## THE INPUT
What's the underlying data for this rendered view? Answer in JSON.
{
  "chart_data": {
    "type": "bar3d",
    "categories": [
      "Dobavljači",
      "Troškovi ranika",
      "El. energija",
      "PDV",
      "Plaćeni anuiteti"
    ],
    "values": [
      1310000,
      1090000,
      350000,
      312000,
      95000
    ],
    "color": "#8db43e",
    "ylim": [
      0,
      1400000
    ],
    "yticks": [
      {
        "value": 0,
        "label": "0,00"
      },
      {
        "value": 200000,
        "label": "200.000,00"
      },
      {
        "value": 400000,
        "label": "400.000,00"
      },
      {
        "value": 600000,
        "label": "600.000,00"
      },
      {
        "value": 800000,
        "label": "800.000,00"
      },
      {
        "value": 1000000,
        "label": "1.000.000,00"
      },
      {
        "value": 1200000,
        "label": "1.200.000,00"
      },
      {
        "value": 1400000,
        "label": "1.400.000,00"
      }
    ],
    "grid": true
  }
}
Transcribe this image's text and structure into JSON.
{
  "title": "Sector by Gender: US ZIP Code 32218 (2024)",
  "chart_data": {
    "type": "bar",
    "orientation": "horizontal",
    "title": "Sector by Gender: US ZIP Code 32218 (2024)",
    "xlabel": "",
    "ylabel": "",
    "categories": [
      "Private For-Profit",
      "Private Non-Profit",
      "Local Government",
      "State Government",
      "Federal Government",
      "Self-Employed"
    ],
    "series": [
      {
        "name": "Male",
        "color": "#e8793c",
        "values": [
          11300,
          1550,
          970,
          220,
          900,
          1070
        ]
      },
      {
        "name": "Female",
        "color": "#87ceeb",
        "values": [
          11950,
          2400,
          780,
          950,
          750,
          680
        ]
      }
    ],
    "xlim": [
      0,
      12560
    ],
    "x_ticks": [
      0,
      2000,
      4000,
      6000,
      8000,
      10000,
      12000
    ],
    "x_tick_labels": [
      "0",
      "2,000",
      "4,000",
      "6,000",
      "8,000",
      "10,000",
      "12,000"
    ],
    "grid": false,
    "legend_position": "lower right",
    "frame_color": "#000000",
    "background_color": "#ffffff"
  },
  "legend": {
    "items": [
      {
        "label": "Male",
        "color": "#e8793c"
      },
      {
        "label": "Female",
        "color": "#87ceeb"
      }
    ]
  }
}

## WHAT THE TASK ASKS
Of the lines above, copy each that contains "Profit".

## WRITTEN REPLY
      "Private For-Profit",
      "Private Non-Profit",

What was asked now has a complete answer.